Do this
Identify the lines holding "string" and copy them.

Data in this exercise
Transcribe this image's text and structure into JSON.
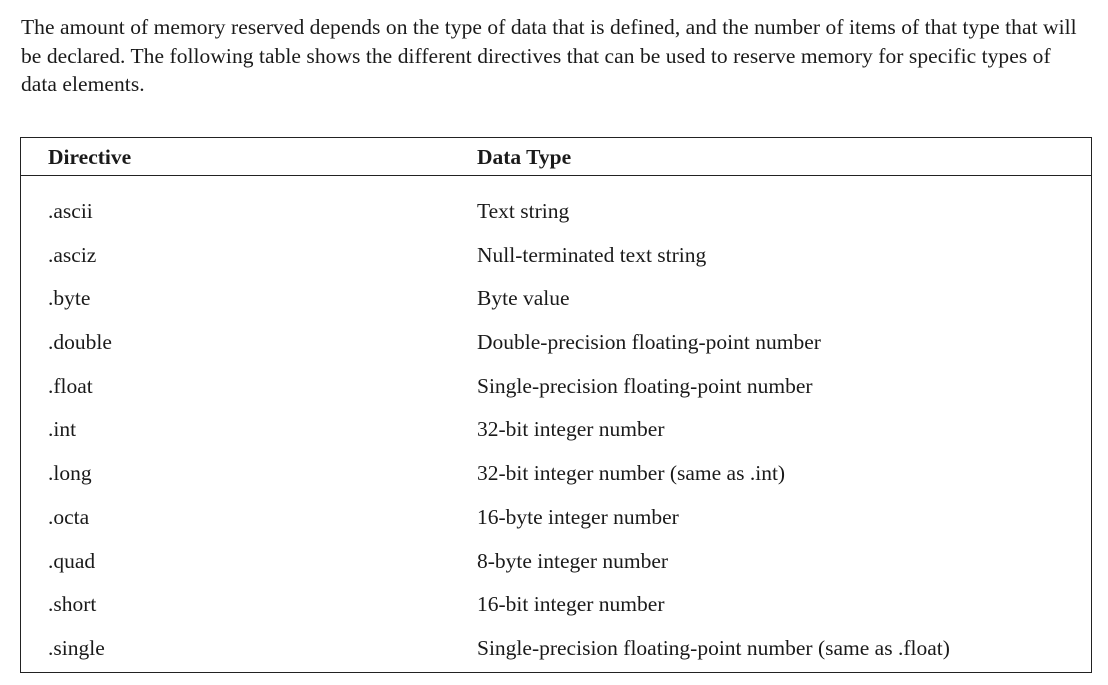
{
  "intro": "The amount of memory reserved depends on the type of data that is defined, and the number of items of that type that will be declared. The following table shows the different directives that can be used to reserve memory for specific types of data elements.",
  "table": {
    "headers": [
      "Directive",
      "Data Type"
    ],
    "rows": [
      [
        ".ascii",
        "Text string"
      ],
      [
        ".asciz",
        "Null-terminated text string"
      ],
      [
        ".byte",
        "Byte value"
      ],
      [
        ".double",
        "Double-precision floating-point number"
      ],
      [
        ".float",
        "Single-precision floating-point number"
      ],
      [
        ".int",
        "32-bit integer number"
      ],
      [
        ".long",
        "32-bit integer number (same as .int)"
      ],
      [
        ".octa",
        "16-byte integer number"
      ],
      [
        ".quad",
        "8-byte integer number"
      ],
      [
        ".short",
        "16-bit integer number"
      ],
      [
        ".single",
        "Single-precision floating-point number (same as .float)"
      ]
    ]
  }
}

* * *

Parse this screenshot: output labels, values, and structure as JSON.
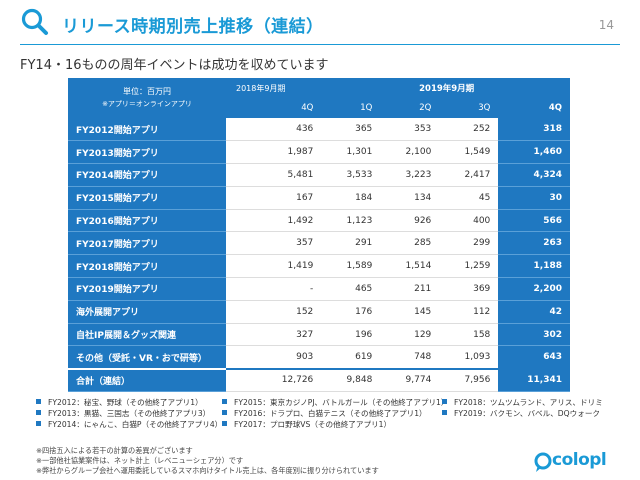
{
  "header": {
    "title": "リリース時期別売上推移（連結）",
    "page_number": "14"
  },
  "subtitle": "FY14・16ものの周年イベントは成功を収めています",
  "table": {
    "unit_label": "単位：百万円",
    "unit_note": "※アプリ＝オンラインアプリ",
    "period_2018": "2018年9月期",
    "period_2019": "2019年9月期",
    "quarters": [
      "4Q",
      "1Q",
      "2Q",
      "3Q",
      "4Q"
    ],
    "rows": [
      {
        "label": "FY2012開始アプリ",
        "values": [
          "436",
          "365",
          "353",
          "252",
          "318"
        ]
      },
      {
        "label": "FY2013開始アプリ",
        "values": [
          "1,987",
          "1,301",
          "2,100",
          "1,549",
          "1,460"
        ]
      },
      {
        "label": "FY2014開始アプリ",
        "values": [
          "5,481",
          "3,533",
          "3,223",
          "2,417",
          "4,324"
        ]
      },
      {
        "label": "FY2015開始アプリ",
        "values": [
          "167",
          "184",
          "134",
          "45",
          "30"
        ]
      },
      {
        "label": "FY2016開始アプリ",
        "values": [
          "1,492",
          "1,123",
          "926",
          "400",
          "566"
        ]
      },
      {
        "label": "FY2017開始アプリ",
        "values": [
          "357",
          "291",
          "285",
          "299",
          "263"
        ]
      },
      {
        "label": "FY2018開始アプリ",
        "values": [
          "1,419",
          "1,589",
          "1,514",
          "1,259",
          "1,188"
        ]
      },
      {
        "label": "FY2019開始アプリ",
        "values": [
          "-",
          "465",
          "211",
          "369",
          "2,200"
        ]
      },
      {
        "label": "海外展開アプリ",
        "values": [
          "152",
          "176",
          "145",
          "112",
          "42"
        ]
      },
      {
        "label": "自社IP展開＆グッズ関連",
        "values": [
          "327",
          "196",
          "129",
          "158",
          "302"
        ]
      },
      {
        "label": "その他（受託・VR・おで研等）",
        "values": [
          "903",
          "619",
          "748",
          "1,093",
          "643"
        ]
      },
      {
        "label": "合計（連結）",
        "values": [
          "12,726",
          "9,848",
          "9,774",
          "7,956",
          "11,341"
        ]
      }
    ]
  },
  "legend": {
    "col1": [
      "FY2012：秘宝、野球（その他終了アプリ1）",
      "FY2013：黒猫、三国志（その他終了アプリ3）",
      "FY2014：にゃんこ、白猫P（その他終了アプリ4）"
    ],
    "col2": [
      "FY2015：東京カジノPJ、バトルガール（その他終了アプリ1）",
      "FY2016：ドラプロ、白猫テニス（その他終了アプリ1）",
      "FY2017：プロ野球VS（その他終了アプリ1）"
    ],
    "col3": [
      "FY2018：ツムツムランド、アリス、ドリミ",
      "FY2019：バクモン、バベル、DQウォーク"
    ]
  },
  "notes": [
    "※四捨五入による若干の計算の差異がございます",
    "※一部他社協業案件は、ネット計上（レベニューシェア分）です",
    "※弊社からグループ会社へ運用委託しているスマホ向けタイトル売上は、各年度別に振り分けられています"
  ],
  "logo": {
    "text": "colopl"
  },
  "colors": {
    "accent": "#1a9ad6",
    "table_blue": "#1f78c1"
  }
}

Finished answer
        "Text string"
        "Null-terminated text string"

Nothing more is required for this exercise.